**WRITTEN EXERCISE**
Give the number of lines below that contain the word "Behavior", and nothing else.

Data records:
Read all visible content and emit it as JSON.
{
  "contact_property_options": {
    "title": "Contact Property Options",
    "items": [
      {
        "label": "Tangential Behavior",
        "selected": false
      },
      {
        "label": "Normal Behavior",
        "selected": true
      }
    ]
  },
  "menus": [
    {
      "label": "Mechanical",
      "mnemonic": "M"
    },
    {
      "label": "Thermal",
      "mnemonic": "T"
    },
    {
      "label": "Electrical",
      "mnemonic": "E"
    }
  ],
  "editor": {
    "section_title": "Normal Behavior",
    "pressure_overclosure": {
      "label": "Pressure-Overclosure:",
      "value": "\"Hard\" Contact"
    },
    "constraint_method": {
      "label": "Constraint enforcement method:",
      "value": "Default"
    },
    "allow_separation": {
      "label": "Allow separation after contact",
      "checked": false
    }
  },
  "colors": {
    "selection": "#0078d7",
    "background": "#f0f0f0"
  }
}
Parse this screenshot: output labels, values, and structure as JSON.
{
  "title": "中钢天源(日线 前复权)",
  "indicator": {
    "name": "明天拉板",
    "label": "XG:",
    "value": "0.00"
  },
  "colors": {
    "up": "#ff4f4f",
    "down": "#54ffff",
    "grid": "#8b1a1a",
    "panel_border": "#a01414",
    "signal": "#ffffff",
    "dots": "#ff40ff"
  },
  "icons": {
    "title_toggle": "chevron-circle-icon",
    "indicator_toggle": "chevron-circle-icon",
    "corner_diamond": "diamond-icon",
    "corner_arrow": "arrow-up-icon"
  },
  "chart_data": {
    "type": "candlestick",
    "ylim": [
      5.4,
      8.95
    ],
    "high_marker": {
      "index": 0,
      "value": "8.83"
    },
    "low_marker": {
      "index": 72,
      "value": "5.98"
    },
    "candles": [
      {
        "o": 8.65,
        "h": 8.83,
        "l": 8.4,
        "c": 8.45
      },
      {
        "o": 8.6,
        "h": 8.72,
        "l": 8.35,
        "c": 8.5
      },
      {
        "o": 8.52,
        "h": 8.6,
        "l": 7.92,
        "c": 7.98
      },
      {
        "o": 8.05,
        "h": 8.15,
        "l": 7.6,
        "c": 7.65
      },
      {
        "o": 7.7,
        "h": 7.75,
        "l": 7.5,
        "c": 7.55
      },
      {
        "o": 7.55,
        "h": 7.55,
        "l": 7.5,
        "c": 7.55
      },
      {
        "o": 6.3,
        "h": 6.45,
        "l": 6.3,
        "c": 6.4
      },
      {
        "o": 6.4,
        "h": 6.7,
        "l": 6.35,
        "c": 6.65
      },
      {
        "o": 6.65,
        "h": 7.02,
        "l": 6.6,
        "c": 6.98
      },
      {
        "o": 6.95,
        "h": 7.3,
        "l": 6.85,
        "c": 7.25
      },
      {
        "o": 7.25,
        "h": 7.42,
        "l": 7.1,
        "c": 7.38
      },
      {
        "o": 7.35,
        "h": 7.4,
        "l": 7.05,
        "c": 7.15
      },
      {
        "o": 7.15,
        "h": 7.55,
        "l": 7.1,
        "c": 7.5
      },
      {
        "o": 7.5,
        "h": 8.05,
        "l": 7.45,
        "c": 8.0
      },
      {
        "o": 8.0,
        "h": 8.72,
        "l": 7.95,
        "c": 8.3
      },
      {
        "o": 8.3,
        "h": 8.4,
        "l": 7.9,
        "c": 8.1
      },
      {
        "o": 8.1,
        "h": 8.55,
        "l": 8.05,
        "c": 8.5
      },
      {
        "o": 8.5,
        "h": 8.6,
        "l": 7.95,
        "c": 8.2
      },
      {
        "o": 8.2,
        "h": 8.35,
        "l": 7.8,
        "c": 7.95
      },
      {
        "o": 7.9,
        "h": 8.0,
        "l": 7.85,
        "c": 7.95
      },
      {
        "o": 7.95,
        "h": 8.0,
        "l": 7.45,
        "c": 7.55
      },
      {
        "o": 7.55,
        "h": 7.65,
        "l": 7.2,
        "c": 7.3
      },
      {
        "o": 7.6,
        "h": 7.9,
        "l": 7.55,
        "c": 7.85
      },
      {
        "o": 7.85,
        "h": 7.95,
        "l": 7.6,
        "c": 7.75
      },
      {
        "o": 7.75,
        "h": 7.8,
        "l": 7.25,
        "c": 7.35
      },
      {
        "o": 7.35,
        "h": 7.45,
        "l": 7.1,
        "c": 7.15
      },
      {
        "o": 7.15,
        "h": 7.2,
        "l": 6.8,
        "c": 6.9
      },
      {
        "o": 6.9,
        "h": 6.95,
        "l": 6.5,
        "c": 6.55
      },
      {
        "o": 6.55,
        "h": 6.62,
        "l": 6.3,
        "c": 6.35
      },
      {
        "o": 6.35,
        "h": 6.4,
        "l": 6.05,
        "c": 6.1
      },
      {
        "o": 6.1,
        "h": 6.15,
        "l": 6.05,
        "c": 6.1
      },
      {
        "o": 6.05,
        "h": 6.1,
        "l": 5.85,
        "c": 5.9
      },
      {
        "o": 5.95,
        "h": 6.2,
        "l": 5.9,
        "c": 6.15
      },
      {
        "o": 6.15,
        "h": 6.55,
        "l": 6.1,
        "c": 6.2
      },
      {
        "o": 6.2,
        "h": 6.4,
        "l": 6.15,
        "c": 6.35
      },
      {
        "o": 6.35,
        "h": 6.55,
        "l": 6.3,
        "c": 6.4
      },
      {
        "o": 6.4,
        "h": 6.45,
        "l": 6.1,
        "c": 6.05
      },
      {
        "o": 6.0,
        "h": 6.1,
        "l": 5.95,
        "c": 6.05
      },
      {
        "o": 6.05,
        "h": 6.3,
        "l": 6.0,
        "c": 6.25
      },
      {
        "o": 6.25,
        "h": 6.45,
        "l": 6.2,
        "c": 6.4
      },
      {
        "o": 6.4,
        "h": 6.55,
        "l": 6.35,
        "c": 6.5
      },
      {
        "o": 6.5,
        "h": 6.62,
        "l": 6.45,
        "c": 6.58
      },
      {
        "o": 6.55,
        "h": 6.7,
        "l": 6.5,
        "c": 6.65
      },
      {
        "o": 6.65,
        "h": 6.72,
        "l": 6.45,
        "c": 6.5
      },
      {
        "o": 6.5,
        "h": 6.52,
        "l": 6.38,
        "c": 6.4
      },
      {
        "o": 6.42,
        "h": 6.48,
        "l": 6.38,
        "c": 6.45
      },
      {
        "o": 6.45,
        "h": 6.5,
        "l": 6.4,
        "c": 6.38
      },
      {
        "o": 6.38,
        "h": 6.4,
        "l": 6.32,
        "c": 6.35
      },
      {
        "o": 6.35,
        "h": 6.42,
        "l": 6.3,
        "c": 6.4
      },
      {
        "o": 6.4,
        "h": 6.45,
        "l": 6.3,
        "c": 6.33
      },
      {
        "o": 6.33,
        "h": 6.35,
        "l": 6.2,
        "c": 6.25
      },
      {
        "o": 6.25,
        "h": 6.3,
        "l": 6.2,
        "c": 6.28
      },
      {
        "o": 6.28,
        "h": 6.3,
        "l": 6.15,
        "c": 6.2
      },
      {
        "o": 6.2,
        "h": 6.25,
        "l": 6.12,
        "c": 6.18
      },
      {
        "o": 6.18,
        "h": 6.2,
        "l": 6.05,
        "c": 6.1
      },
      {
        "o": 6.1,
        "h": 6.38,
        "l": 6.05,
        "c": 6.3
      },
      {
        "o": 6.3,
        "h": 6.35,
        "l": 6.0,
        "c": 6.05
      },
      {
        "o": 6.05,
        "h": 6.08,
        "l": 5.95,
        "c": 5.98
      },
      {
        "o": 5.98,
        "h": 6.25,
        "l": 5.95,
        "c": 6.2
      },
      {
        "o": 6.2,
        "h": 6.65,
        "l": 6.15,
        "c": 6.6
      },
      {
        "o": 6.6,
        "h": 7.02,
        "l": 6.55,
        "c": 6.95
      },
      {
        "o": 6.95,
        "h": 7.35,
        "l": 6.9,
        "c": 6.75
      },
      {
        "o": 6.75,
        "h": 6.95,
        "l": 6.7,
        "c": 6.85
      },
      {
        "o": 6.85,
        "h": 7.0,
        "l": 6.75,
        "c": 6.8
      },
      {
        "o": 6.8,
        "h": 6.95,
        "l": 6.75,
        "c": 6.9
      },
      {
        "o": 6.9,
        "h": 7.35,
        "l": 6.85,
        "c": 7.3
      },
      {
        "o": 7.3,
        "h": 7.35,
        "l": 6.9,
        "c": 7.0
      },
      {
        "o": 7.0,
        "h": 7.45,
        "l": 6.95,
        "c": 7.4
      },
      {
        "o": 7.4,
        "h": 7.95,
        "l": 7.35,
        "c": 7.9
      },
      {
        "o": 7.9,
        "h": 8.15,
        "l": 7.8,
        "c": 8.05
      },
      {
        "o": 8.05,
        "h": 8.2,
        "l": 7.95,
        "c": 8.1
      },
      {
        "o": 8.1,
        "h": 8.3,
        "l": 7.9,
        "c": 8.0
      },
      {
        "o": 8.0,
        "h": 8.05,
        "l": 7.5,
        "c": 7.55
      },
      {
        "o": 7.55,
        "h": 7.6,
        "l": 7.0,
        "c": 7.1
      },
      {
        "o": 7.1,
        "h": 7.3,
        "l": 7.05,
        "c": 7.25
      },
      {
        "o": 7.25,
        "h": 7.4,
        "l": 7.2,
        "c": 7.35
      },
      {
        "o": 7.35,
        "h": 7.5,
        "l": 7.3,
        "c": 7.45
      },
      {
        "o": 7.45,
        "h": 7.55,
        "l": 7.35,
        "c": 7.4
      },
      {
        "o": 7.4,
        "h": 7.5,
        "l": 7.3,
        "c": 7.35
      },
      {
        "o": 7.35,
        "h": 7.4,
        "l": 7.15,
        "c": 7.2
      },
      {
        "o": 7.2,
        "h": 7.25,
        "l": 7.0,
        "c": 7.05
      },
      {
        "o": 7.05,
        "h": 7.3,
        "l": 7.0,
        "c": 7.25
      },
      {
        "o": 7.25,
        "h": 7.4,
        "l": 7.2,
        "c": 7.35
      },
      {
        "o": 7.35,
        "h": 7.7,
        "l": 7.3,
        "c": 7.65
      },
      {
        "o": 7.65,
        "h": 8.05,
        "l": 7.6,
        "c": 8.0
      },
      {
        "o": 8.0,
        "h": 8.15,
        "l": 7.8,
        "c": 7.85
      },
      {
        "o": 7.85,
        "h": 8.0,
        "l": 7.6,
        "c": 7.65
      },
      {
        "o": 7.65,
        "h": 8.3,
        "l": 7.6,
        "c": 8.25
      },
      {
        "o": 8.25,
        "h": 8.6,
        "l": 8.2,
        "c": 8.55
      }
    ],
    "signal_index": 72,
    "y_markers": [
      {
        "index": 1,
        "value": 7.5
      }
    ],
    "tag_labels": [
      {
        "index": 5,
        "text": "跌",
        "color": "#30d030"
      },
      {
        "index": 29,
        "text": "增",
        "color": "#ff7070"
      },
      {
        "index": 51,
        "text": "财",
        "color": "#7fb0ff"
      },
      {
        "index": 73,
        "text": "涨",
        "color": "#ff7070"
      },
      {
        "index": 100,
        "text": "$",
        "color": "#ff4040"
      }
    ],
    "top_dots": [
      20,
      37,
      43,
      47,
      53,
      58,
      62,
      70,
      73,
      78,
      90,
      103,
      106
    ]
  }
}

**RESPONSE TO THE TASK**
3